* INPUT RECORDS *
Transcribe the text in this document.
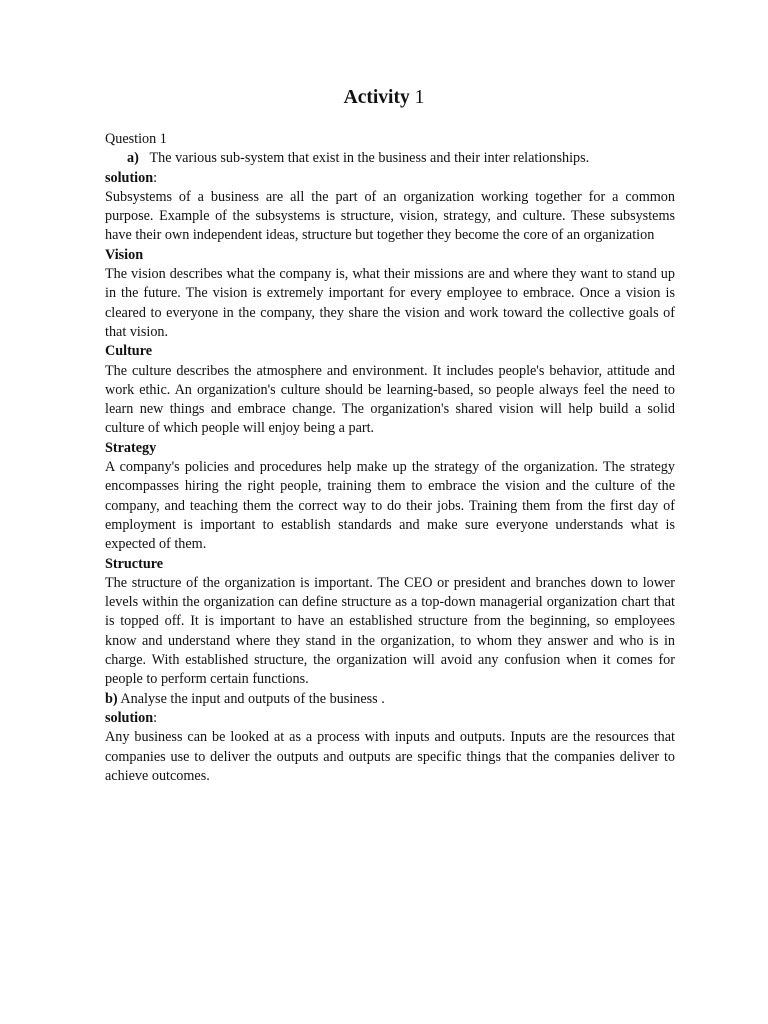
Activity 1

Question 1

a) The various sub-system that exist in the business and their inter relationships.

solution:

Subsystems of a business are all the part of an organization working together for a common purpose. Example of the subsystems is structure, vision, strategy, and culture. These subsystems have their own independent ideas, structure but together they become the core of an organization

Vision

The vision describes what the company is, what their missions are and where they want to stand up in the future. The vision is extremely important for every employee to embrace. Once a vision is cleared to everyone in the company, they share the vision and work toward the collective goals of that vision.

Culture

The culture describes the atmosphere and environment. It includes people's behavior, attitude and work ethic. An organization's culture should be learning-based, so people always feel the need to learn new things and embrace change. The organization's shared vision will help build a solid culture of which people will enjoy being a part.

Strategy

A company's policies and procedures help make up the strategy of the organization. The strategy encompasses hiring the right people, training them to embrace the vision and the culture of the company, and teaching them the correct way to do their jobs. Training them from the first day of employment is important to establish standards and make sure everyone understands what is expected of them.

Structure

The structure of the organization is important. The CEO or president and branches down to lower levels within the organization can define structure as a top-down managerial organization chart that is topped off. It is important to have an established structure from the beginning, so employees know and understand where they stand in the organization, to whom they answer and who is in charge. With established structure, the organization will avoid any confusion when it comes for people to perform certain functions.

b) Analyse the input and outputs of the business .

solution:

Any business can be looked at as a process with inputs and outputs. Inputs are the resources that companies use to deliver the outputs and outputs are specific things that the companies deliver to achieve outcomes.
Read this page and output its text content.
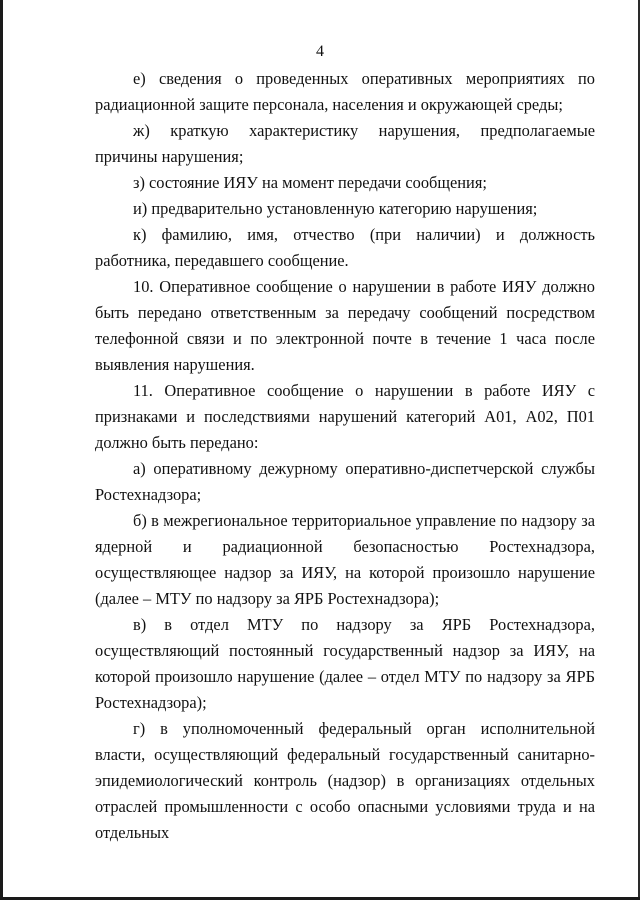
4

е) сведения о проведенных оперативных мероприятиях по радиационной защите персонала, населения и окружающей среды;

ж) краткую характеристику нарушения, предполагаемые причины нарушения;

з) состояние ИЯУ на момент передачи сообщения;

и) предварительно установленную категорию нарушения;

к) фамилию, имя, отчество (при наличии) и должность работника, передавшего сообщение.

10. Оперативное сообщение о нарушении в работе ИЯУ должно быть передано ответственным за передачу сообщений посредством телефонной связи и по электронной почте в течение 1 часа после выявления нарушения.

11. Оперативное сообщение о нарушении в работе ИЯУ с признаками и последствиями нарушений категорий А01, А02, П01 должно быть передано:

а) оперативному дежурному оперативно-диспетчерской службы Ростехнадзора;

б) в межрегиональное территориальное управление по надзору за ядерной и радиационной безопасностью Ростехнадзора, осуществляющее надзор за ИЯУ, на которой произошло нарушение (далее – МТУ по надзору за ЯРБ Ростехнадзора);

в) в отдел МТУ по надзору за ЯРБ Ростехнадзора, осуществляющий постоянный государственный надзор за ИЯУ, на которой произошло нарушение (далее – отдел МТУ по надзору за ЯРБ Ростехнадзора);

г) в уполномоченный федеральный орган исполнительной власти, осуществляющий федеральный государственный санитарно-эпидемиологический контроль (надзор) в организациях отдельных отраслей промышленности с особо опасными условиями труда и на отдельных
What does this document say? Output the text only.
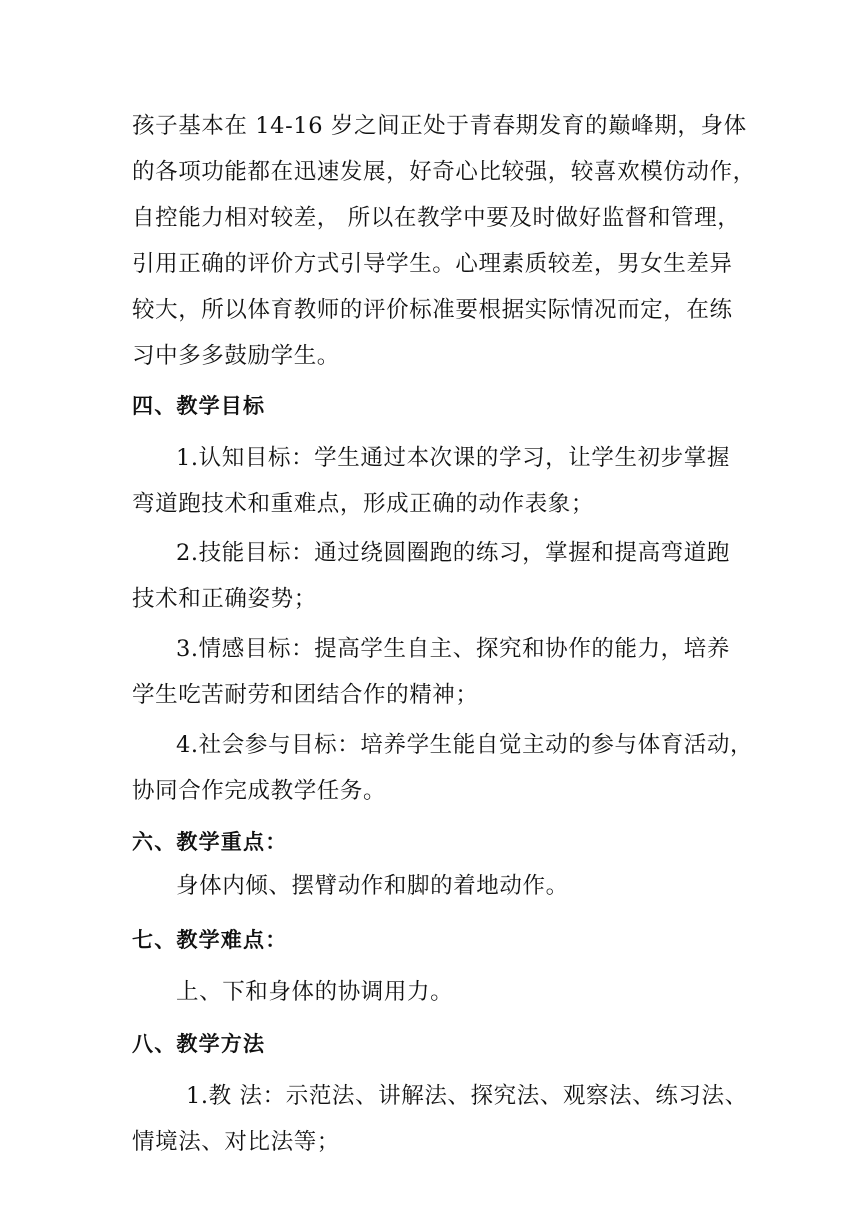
孩子基本在 14-16 岁之间正处于青春期发育的巅峰期，身体
的各项功能都在迅速发展，好奇心比较强，较喜欢模仿动作，
自控能力相对较差， 所以在教学中要及时做好监督和管理，
引用正确的评价方式引导学生。心理素质较差，男女生差异
较大，所以体育教师的评价标准要根据实际情况而定，在练
习中多多鼓励学生。
四、教学目标
1.认知目标：学生通过本次课的学习，让学生初步掌握
弯道跑技术和重难点，形成正确的动作表象；
2.技能目标：通过绕圆圈跑的练习，掌握和提高弯道跑
技术和正确姿势；
3.情感目标：提高学生自主、探究和协作的能力，培养
学生吃苦耐劳和团结合作的精神；
4.社会参与目标：培养学生能自觉主动的参与体育活动，
协同合作完成教学任务。
六、教学重点：
身体内倾、摆臂动作和脚的着地动作。
七、教学难点：
上、下和身体的协调用力。
八、教学方法
1.教 法：示范法、讲解法、探究法、观察法、练习法、
情境法、对比法等；
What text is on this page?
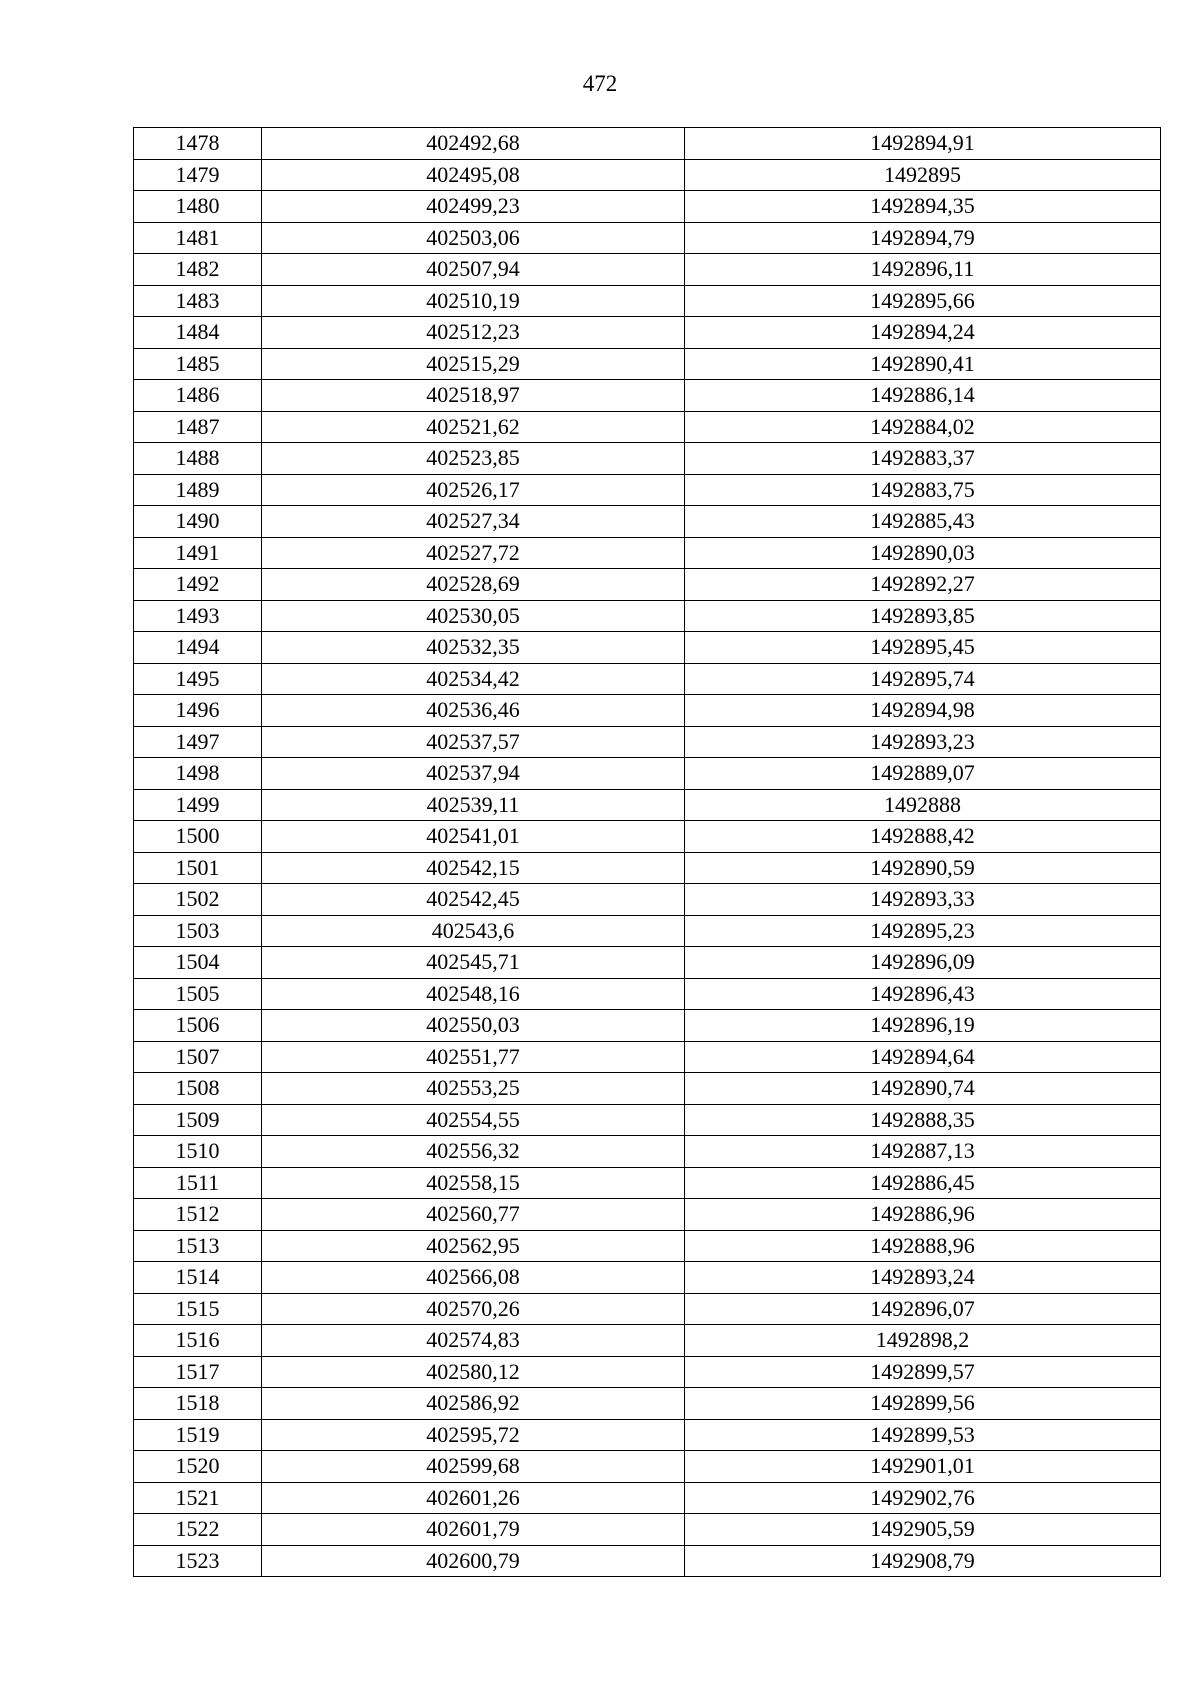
472
1478	402492,68	1492894,91
1479	402495,08	1492895
1480	402499,23	1492894,35
1481	402503,06	1492894,79
1482	402507,94	1492896,11
1483	402510,19	1492895,66
1484	402512,23	1492894,24
1485	402515,29	1492890,41
1486	402518,97	1492886,14
1487	402521,62	1492884,02
1488	402523,85	1492883,37
1489	402526,17	1492883,75
1490	402527,34	1492885,43
1491	402527,72	1492890,03
1492	402528,69	1492892,27
1493	402530,05	1492893,85
1494	402532,35	1492895,45
1495	402534,42	1492895,74
1496	402536,46	1492894,98
1497	402537,57	1492893,23
1498	402537,94	1492889,07
1499	402539,11	1492888
1500	402541,01	1492888,42
1501	402542,15	1492890,59
1502	402542,45	1492893,33
1503	402543,6	1492895,23
1504	402545,71	1492896,09
1505	402548,16	1492896,43
1506	402550,03	1492896,19
1507	402551,77	1492894,64
1508	402553,25	1492890,74
1509	402554,55	1492888,35
1510	402556,32	1492887,13
1511	402558,15	1492886,45
1512	402560,77	1492886,96
1513	402562,95	1492888,96
1514	402566,08	1492893,24
1515	402570,26	1492896,07
1516	402574,83	1492898,2
1517	402580,12	1492899,57
1518	402586,92	1492899,56
1519	402595,72	1492899,53
1520	402599,68	1492901,01
1521	402601,26	1492902,76
1522	402601,79	1492905,59
1523	402600,79	1492908,79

* TASK TO CARRY OUT *
Tell how many lines above contain the word "сообщение". Give the number alone.

* TASK OUTPUT *
3